▸ **DATA FOR THE TASK**:
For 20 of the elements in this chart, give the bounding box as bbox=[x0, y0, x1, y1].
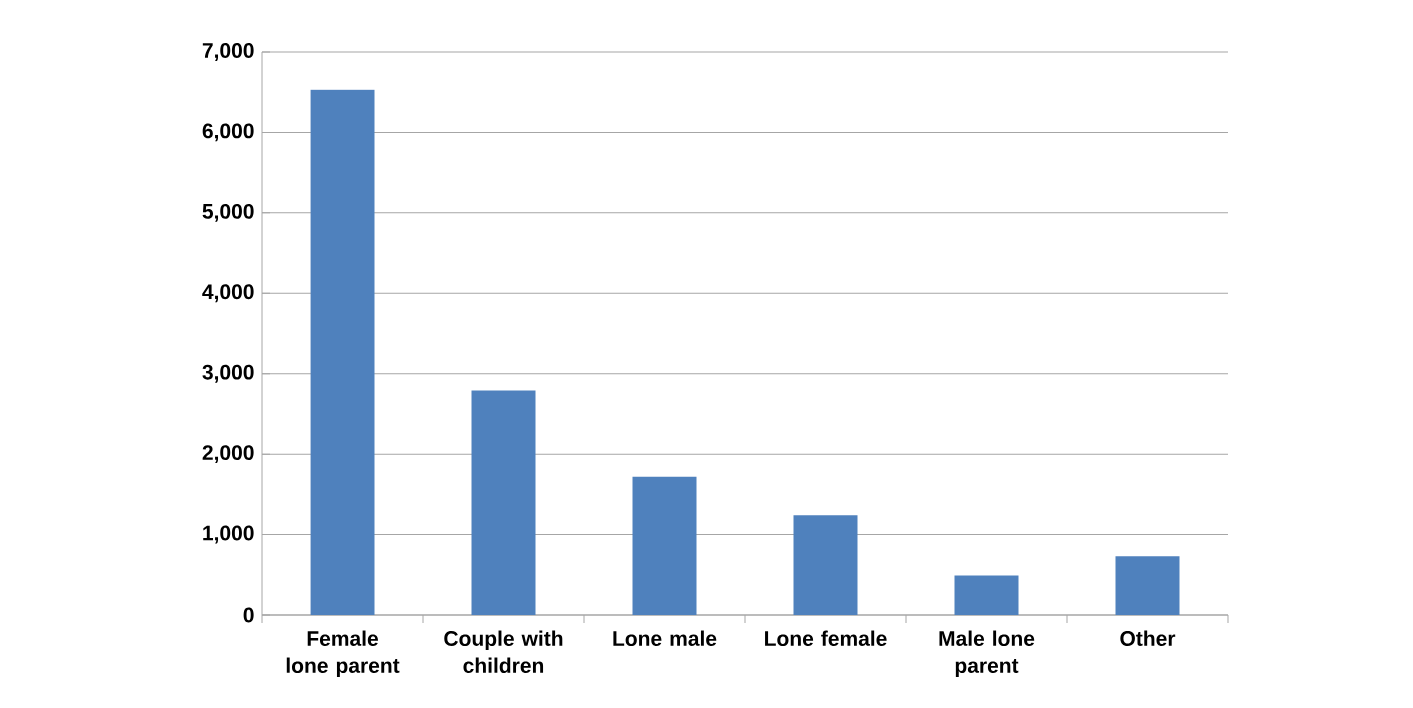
y-tick-label: 2,000 bbox=[202, 445, 254, 464]
bar bbox=[793, 515, 858, 615]
x-tick-label: Couple with children bbox=[444, 630, 563, 673]
y-tick-label: 4,000 bbox=[202, 284, 254, 303]
y-tick-label: 7,000 bbox=[202, 43, 254, 61]
bar bbox=[310, 89, 375, 615]
x-tick-label: Lone female bbox=[765, 630, 887, 646]
bar bbox=[632, 476, 697, 615]
y-tick-label: 5,000 bbox=[202, 203, 254, 222]
x-tick-label: Female lone parent bbox=[286, 630, 400, 678]
bar bbox=[954, 575, 1019, 615]
x-tick-label: Male lone parent bbox=[939, 630, 1035, 678]
y-tick-label: 3,000 bbox=[202, 364, 254, 383]
bar bbox=[471, 390, 536, 615]
x-tick-label: Other bbox=[1120, 630, 1176, 646]
bar bbox=[1115, 556, 1180, 615]
y-tick-label: 1,000 bbox=[203, 525, 254, 544]
y-tick-label: 6,000 bbox=[202, 123, 254, 142]
y-tick-label: 0 bbox=[243, 607, 254, 623]
x-tick-label: Lone male bbox=[613, 630, 717, 646]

▸ **SHORT PROBLEM**:
Copy the item above word for word, line by line, leaving out the picture.

▸ **RESPONSE TO THIS EXERCISE**:
For 20 of the elements in this chart, give the bounding box as bbox=[x0, y0, x1, y1].
y-tick-label: 2,000 bbox=[202, 445, 254, 464]
bar bbox=[793, 515, 858, 615]
x-tick-label: Couple with children bbox=[444, 630, 563, 673]
y-tick-label: 4,000 bbox=[202, 284, 254, 303]
y-tick-label: 7,000 bbox=[202, 43, 254, 61]
bar bbox=[310, 89, 375, 615]
x-tick-label: Lone female bbox=[765, 630, 887, 646]
bar bbox=[632, 476, 697, 615]
y-tick-label: 5,000 bbox=[202, 203, 254, 222]
x-tick-label: Female lone parent bbox=[286, 630, 400, 678]
bar bbox=[954, 575, 1019, 615]
x-tick-label: Male lone parent bbox=[939, 630, 1035, 678]
y-tick-label: 3,000 bbox=[202, 364, 254, 383]
bar bbox=[471, 390, 536, 615]
x-tick-label: Other bbox=[1120, 630, 1176, 646]
bar bbox=[1115, 556, 1180, 615]
y-tick-label: 1,000 bbox=[203, 525, 254, 544]
y-tick-label: 6,000 bbox=[202, 123, 254, 142]
y-tick-label: 0 bbox=[243, 607, 254, 623]
x-tick-label: Lone male bbox=[613, 630, 717, 646]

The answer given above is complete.